* _Your objective_
Find the string "Ausstellung" in the data, then copy every line where it is found.

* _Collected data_
=====

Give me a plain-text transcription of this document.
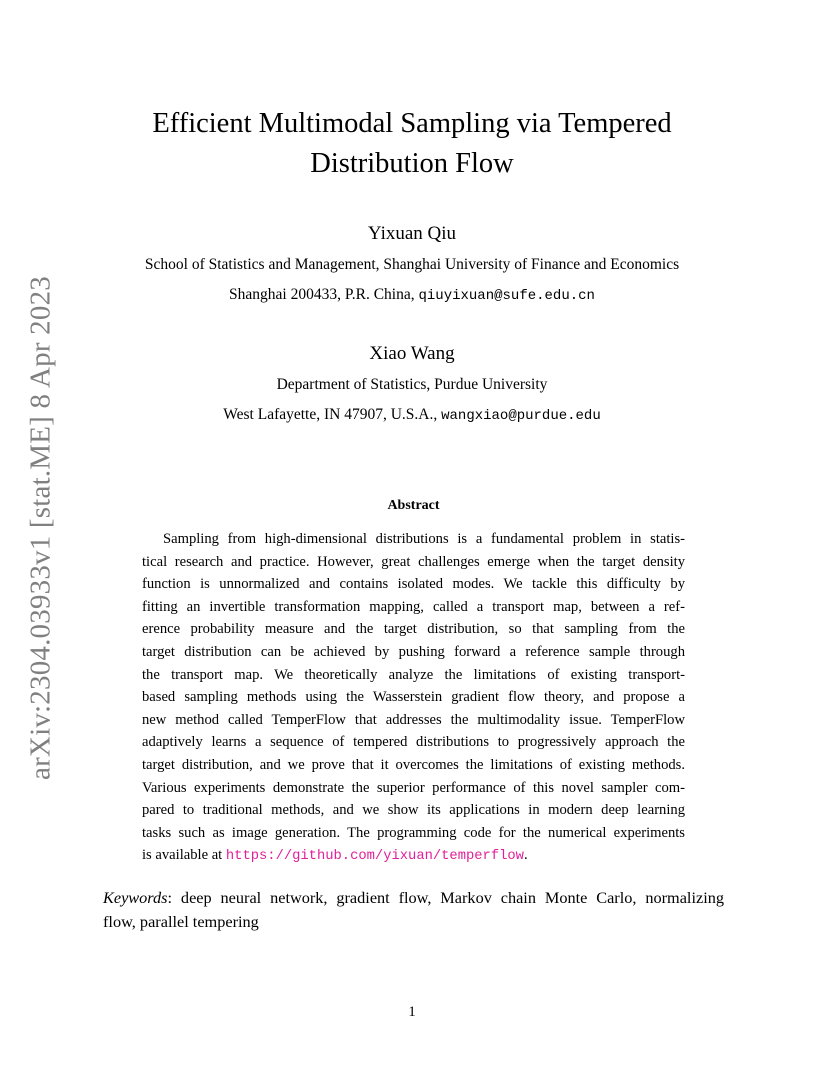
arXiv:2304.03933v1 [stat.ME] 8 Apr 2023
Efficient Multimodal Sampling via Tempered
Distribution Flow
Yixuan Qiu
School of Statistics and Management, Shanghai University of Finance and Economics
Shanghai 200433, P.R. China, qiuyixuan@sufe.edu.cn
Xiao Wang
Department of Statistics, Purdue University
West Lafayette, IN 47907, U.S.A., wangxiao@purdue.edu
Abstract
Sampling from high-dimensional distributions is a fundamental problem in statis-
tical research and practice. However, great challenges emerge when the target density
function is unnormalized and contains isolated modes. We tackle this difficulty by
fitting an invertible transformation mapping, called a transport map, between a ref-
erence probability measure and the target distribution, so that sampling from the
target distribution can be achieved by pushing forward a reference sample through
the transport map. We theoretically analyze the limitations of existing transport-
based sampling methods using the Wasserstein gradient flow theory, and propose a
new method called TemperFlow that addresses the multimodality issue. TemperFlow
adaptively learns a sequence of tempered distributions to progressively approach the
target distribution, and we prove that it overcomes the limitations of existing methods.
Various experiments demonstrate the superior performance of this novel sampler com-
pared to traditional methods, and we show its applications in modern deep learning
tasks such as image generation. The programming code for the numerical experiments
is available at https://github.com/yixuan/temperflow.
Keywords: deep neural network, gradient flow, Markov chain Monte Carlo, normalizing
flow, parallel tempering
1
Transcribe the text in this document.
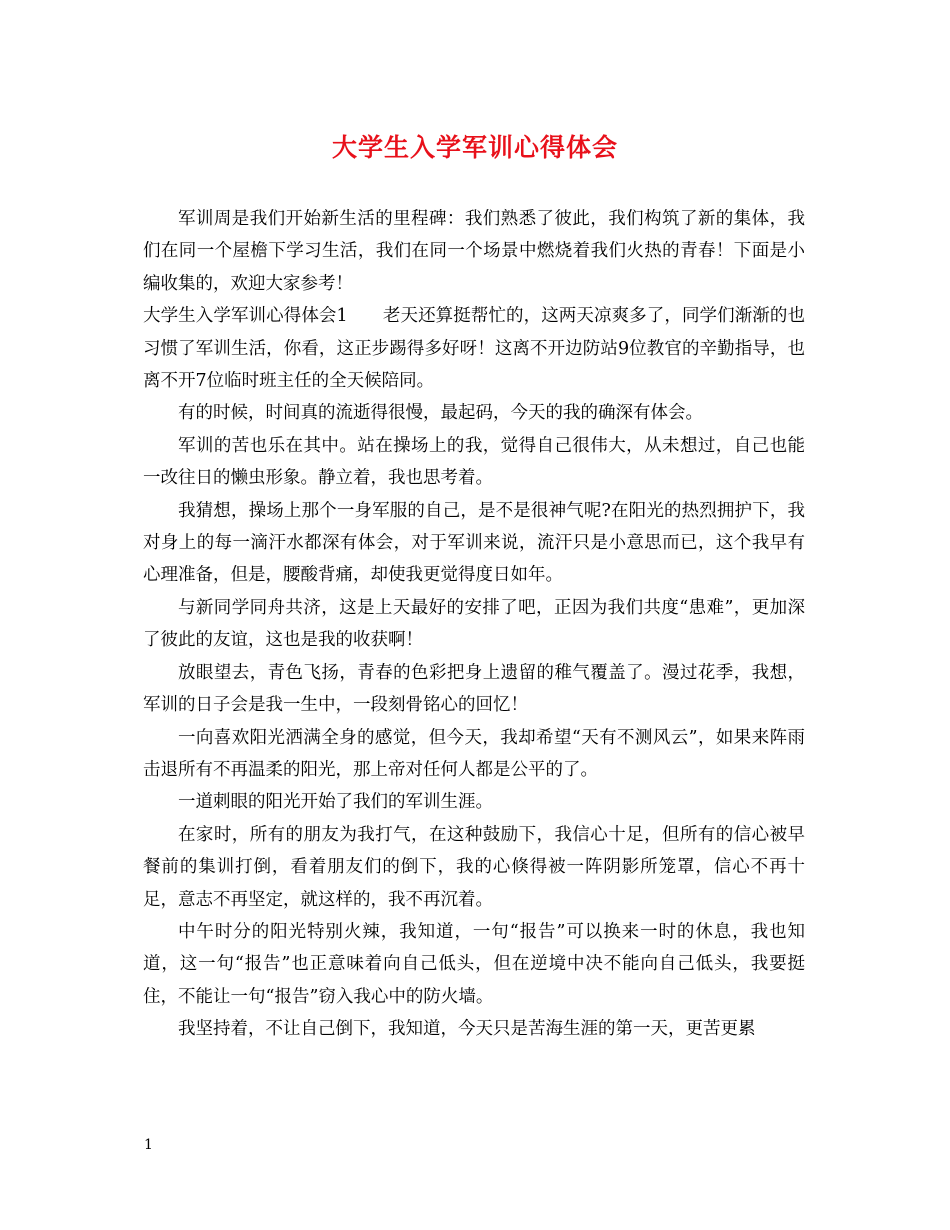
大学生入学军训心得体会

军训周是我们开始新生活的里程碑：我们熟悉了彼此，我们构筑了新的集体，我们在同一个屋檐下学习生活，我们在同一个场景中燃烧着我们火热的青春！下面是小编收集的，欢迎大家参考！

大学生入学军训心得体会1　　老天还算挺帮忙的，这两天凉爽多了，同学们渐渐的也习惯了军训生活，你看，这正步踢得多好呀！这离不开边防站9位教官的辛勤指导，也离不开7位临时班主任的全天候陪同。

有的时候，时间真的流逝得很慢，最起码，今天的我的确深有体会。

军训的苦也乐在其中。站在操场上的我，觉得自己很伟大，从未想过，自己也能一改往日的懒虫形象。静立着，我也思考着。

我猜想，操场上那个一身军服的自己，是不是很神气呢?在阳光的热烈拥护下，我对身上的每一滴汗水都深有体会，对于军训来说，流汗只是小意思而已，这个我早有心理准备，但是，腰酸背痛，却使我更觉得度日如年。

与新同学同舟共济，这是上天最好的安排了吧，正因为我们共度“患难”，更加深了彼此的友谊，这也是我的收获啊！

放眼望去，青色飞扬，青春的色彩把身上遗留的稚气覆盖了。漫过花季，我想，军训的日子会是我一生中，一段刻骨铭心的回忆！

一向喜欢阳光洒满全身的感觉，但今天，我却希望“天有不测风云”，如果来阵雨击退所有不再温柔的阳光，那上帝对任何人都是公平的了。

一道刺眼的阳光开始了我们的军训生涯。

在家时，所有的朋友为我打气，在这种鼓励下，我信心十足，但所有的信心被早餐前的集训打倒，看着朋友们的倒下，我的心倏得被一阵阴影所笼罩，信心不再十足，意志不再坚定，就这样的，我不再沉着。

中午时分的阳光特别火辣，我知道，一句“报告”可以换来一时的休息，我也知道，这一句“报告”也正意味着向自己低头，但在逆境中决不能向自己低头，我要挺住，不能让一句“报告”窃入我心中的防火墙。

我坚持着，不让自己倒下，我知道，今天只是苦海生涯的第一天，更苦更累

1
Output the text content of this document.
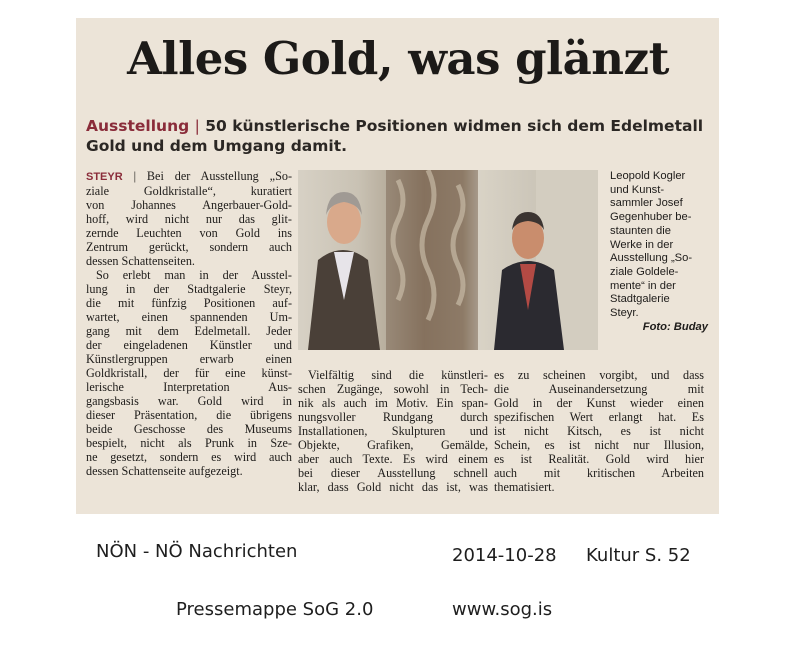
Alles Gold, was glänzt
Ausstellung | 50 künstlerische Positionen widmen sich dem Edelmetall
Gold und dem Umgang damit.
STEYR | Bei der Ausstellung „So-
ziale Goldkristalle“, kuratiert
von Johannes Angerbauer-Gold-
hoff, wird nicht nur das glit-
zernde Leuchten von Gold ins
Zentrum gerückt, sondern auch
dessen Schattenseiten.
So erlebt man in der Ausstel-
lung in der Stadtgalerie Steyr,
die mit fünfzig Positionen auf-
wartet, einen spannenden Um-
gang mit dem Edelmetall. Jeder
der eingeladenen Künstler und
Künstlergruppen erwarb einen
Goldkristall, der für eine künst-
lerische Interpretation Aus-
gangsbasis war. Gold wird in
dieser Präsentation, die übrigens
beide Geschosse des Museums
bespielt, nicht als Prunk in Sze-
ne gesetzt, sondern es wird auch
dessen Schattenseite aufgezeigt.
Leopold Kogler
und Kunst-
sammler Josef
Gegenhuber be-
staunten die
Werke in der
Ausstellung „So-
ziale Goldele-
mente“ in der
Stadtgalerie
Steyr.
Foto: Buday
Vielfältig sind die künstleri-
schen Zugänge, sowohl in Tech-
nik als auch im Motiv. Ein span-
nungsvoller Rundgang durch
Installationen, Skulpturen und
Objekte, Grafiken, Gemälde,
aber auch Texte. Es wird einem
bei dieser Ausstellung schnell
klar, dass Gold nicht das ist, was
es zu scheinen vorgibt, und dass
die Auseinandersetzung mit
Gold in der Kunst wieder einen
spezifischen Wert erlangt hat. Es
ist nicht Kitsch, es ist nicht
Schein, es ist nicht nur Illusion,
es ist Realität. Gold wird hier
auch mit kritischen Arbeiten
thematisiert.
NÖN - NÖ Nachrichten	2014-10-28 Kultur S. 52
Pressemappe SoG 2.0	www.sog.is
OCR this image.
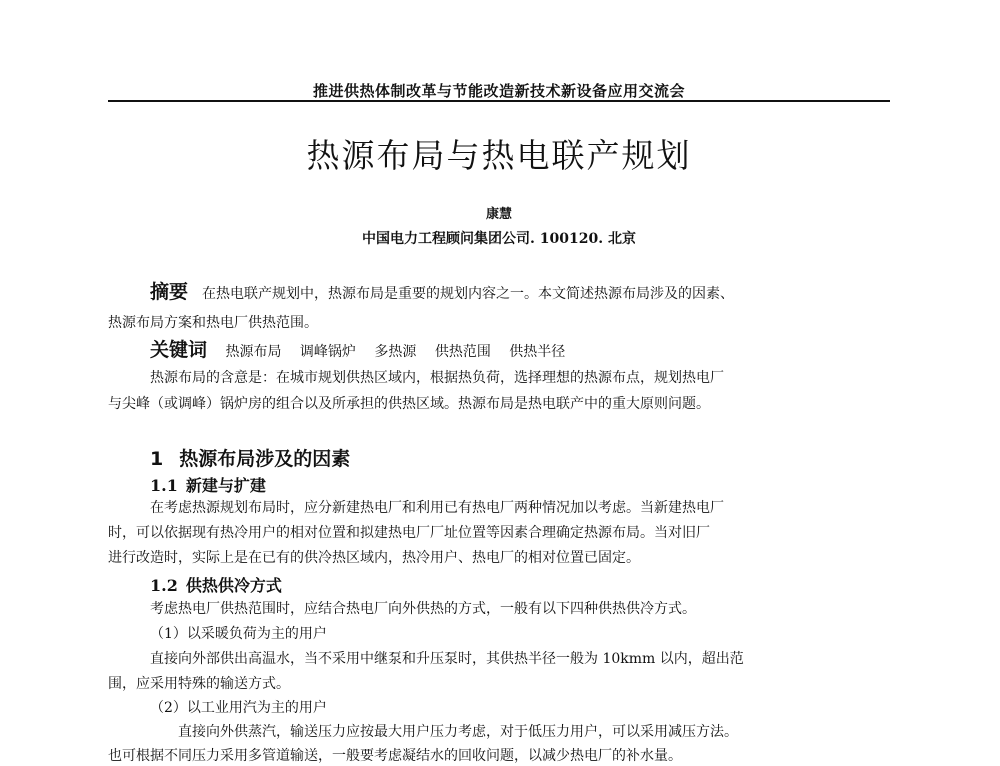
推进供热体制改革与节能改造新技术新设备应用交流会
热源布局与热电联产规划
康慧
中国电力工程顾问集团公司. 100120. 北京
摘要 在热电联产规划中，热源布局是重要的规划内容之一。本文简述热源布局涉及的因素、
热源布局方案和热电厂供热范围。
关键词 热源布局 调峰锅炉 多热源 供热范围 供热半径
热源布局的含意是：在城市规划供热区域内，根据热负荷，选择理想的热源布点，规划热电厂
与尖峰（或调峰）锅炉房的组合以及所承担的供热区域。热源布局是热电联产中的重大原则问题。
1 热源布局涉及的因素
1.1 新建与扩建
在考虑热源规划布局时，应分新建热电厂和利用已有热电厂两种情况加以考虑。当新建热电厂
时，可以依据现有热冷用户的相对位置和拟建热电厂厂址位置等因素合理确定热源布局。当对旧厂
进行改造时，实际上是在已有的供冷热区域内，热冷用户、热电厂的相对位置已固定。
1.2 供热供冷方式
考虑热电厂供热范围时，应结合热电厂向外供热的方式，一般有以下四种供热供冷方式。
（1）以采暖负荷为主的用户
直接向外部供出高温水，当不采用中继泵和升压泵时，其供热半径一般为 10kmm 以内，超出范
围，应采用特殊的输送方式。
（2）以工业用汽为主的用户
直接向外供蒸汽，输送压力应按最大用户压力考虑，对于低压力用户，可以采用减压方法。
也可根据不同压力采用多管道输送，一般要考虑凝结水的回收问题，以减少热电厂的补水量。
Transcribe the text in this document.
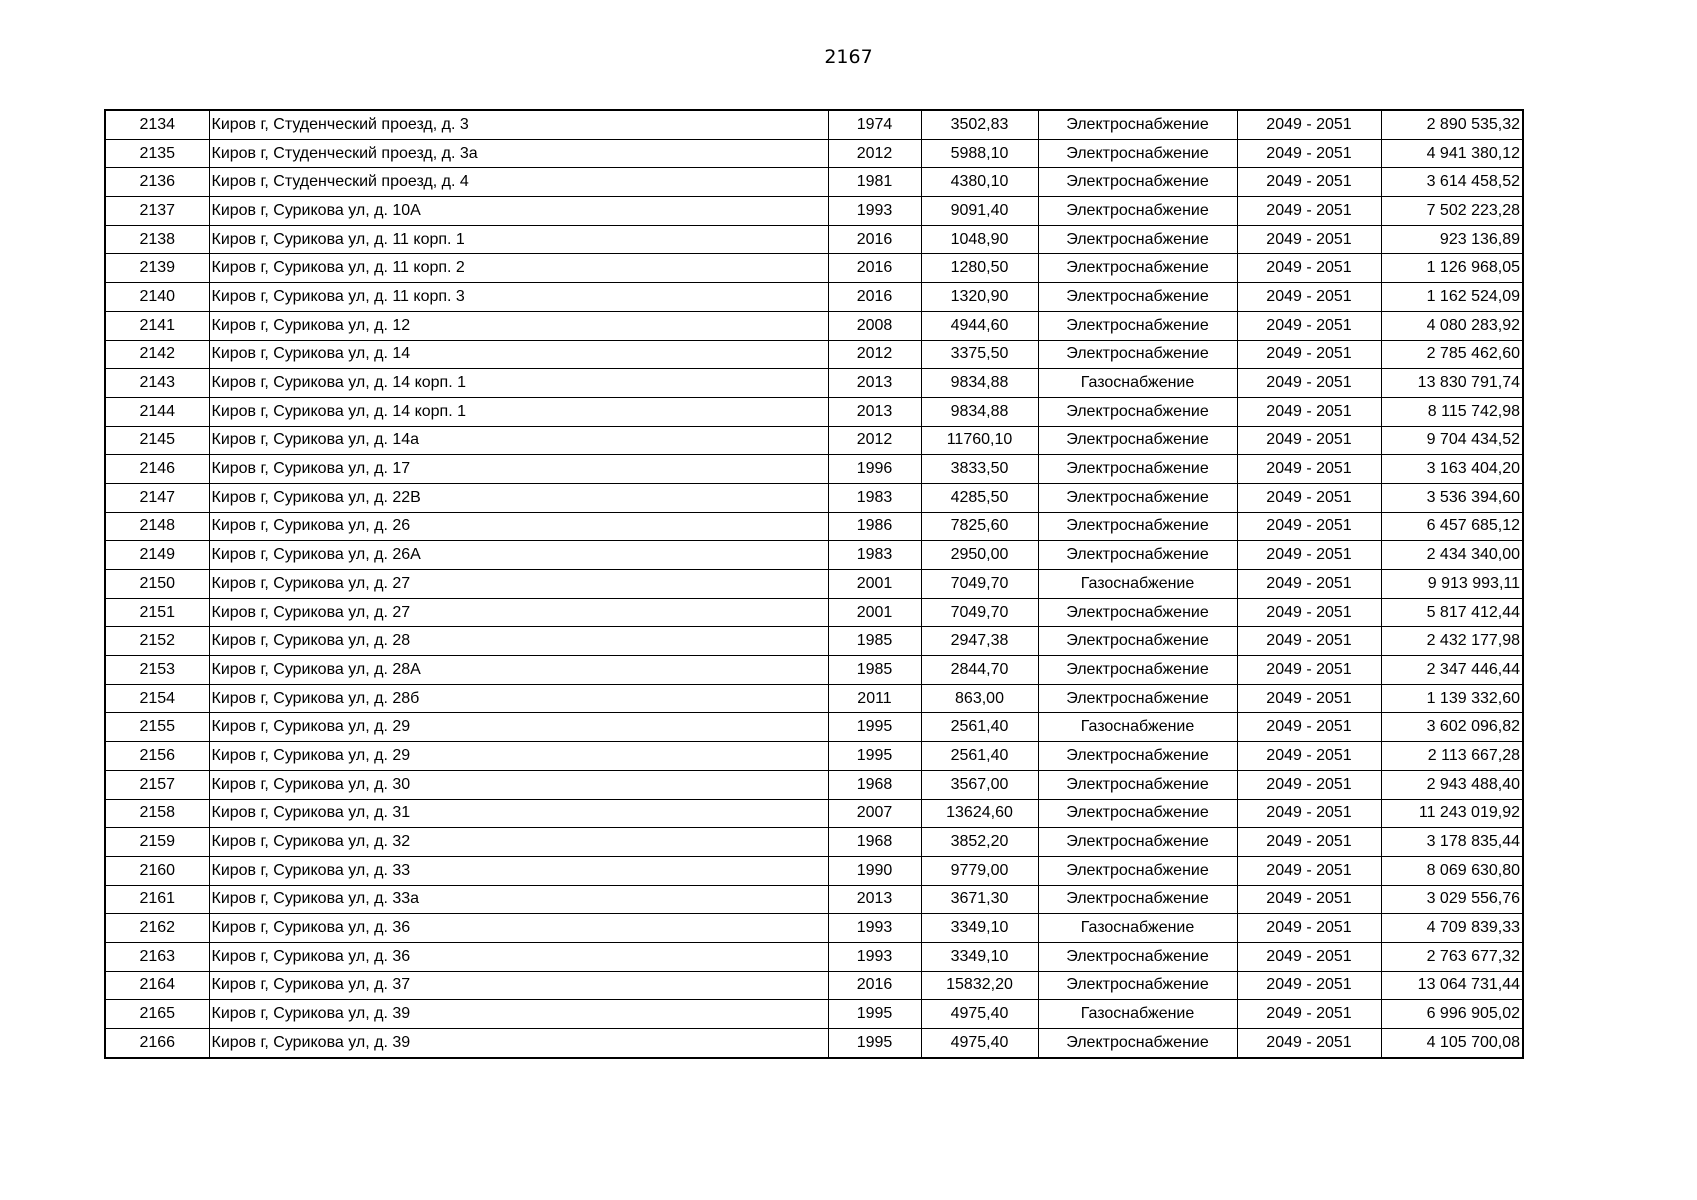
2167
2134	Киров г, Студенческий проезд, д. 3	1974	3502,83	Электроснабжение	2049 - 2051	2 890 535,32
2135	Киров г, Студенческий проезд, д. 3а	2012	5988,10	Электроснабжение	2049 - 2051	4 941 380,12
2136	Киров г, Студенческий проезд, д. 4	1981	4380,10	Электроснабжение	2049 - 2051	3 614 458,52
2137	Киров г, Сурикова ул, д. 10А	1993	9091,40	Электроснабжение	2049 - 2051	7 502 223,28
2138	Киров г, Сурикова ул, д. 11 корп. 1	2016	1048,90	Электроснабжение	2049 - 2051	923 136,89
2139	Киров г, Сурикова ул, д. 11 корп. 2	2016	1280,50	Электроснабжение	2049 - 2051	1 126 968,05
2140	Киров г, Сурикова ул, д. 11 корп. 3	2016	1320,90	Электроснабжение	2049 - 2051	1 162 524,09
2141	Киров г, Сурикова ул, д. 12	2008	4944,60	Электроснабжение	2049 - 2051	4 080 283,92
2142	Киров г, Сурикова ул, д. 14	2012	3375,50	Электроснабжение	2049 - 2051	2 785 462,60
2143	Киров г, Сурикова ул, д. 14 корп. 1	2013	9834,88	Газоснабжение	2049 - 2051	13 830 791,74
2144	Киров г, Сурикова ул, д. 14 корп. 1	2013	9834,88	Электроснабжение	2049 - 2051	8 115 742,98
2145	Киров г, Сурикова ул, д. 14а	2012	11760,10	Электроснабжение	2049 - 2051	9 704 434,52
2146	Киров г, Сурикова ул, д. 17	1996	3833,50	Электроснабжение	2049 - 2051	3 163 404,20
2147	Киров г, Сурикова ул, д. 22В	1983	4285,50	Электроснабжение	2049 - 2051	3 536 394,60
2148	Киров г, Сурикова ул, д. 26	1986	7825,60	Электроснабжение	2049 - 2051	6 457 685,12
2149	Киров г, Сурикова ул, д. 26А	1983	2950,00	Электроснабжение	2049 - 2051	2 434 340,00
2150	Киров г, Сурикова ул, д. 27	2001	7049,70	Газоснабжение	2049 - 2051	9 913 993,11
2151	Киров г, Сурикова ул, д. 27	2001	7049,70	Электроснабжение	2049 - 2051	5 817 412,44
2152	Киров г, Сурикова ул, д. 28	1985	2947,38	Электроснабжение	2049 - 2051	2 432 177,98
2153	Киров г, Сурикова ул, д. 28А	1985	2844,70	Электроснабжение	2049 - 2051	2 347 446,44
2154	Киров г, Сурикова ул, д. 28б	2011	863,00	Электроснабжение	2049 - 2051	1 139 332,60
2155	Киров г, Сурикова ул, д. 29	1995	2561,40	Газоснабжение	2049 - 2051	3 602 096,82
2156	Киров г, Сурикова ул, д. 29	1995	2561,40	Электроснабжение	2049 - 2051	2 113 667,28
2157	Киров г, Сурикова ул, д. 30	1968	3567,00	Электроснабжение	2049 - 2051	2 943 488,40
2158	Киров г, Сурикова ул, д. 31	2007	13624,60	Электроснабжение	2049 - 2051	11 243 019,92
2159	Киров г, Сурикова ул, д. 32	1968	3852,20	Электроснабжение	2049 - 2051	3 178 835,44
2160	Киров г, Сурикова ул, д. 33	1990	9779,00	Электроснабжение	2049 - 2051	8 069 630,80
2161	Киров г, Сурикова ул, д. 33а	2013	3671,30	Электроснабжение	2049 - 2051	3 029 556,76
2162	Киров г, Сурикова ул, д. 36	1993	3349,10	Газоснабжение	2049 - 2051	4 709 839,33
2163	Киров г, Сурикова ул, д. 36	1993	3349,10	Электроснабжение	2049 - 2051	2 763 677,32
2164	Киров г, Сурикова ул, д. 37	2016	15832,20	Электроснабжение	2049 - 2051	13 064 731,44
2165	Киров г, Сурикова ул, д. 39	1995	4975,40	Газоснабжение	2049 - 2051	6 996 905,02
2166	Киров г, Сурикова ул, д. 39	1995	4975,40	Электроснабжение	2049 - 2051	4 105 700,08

=====

* _Solution below_
Ausstellung | 50 künstlerische Positionen widmen sich dem Edelmetall
STEYR | Bei der Ausstellung „So-
Ausstellung „So-
bei dieser Ausstellung schnell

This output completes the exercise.